- TASK BRIEF:
Output nothing but the number of lines that include the word "Conditions".

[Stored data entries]
◆ ◆ ◆ ◆ ◆

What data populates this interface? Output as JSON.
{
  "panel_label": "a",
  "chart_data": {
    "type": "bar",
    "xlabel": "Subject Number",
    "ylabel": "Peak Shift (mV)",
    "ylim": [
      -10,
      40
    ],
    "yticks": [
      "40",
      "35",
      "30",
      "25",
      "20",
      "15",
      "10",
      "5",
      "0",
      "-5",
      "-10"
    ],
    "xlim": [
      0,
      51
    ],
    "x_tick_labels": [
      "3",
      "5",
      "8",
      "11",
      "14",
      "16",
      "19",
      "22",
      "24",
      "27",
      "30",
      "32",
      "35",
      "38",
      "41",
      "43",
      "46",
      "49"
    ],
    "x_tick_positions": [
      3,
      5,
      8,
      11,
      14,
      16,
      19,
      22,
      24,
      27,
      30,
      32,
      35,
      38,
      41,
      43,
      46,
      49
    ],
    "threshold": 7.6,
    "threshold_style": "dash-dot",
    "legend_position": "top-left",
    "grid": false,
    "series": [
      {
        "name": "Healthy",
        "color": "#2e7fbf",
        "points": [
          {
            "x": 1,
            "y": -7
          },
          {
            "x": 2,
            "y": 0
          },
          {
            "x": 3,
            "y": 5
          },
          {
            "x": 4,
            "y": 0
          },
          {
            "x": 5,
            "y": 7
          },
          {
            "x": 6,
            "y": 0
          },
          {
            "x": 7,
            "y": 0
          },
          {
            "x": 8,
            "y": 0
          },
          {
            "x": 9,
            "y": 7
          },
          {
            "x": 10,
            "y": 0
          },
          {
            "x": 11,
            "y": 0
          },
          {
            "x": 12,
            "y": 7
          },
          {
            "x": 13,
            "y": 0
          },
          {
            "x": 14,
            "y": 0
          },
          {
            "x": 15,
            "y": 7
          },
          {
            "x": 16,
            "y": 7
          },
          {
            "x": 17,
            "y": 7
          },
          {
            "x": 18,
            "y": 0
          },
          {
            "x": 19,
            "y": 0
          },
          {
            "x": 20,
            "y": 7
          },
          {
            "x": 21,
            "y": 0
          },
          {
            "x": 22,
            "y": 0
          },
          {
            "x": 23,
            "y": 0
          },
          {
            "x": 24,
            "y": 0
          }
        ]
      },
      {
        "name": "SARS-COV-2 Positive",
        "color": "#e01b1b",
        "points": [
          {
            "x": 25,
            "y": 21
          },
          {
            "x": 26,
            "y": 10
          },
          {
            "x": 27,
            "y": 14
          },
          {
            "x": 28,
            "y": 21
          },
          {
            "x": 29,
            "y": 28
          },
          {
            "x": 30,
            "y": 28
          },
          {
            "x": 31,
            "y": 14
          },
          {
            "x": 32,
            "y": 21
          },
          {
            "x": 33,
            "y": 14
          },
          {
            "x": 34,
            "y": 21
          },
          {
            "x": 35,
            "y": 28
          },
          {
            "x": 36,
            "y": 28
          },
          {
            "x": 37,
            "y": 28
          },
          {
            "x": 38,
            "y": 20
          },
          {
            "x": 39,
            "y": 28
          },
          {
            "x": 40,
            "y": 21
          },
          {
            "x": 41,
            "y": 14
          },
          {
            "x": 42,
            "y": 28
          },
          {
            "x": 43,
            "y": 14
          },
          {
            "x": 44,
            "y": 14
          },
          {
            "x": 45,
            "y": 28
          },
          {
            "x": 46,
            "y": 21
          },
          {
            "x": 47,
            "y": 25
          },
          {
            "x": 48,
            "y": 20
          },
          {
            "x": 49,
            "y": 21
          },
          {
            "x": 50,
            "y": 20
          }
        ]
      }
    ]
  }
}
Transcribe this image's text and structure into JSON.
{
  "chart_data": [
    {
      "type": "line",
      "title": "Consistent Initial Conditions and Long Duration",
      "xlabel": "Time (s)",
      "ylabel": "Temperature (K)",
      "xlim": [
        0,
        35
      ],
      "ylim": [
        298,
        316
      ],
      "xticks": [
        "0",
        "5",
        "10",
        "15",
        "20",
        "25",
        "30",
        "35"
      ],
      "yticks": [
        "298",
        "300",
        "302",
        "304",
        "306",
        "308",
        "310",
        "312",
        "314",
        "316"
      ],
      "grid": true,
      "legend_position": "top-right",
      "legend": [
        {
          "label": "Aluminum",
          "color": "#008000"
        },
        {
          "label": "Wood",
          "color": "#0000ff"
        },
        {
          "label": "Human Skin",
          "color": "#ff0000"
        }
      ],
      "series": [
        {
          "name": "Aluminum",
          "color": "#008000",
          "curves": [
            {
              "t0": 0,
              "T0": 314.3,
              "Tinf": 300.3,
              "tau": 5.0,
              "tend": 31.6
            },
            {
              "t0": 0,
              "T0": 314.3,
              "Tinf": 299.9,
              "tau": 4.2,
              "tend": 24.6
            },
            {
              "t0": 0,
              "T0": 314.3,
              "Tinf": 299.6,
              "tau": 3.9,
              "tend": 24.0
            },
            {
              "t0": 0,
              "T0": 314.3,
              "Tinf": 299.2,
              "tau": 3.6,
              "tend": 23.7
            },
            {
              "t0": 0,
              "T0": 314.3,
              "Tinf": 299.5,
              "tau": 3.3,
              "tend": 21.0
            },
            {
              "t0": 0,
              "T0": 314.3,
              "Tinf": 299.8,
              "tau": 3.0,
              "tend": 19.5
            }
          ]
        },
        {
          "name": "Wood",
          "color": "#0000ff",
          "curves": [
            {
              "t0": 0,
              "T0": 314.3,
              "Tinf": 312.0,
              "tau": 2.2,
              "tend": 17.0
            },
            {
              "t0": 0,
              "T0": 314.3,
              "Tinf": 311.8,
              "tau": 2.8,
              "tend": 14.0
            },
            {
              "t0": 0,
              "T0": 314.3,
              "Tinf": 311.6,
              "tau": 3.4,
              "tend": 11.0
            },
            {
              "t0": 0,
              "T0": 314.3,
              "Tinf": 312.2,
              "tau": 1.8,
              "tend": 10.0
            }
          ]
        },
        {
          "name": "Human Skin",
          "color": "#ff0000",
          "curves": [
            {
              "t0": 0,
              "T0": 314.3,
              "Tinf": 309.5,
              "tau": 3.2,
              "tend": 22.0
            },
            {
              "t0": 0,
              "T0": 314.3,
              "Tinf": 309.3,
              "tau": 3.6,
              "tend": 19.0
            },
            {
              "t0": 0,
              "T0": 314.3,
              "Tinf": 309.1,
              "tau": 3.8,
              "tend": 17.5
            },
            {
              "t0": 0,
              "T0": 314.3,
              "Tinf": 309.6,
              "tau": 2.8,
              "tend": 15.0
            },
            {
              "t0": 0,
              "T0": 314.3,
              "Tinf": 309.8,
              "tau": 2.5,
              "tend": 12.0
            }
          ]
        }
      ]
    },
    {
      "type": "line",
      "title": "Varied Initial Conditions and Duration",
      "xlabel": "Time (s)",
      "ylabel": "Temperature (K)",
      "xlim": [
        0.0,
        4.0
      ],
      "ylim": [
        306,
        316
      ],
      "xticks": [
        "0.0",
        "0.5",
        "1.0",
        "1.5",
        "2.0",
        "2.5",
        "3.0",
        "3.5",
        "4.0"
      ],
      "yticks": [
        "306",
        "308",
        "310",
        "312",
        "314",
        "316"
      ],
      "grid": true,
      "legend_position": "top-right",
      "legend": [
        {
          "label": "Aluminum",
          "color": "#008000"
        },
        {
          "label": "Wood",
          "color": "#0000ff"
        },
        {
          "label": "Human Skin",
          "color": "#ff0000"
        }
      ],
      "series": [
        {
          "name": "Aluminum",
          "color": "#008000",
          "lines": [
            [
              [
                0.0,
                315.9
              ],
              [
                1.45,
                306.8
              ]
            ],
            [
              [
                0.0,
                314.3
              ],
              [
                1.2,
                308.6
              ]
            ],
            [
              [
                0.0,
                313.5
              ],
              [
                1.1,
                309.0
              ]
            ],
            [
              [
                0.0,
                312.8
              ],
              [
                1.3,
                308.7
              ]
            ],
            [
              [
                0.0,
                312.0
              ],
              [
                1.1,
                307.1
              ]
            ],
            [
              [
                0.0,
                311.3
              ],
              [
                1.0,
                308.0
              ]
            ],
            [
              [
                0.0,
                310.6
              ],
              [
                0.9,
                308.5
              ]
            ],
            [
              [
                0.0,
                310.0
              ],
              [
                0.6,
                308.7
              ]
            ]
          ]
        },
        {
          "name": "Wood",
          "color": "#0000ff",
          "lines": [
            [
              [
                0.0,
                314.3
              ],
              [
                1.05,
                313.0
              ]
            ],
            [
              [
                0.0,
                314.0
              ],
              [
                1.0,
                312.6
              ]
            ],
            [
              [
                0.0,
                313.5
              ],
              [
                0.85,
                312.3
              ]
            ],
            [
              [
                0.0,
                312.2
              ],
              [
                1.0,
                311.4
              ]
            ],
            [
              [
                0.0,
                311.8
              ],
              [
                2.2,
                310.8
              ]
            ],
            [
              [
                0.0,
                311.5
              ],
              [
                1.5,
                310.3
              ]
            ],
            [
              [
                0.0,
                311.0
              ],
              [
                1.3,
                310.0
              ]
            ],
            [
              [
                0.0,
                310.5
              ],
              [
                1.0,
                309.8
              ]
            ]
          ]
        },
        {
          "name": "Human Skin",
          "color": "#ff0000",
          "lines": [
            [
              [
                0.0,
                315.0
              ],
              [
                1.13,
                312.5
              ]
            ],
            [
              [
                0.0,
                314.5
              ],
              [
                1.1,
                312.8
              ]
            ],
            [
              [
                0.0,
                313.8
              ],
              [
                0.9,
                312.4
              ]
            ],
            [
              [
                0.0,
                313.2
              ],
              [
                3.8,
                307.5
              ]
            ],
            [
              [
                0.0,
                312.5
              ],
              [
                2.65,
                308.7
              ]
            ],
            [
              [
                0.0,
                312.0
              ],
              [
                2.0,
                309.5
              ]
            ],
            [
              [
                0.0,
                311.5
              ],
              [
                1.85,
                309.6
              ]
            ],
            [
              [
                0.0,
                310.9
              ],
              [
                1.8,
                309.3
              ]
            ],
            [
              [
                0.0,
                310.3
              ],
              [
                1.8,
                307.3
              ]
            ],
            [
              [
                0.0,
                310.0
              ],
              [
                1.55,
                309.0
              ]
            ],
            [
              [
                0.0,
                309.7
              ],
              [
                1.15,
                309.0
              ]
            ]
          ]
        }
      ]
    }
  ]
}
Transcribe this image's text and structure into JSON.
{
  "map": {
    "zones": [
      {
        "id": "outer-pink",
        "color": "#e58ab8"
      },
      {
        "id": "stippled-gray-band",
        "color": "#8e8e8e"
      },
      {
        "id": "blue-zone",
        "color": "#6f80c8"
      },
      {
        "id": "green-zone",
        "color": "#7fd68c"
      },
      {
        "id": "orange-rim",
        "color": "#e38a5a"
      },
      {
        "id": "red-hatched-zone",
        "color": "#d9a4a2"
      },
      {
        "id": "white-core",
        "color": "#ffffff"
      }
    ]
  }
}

◆ ◆ ◆ ◆ ◆

- RESPONSE BELOW:
2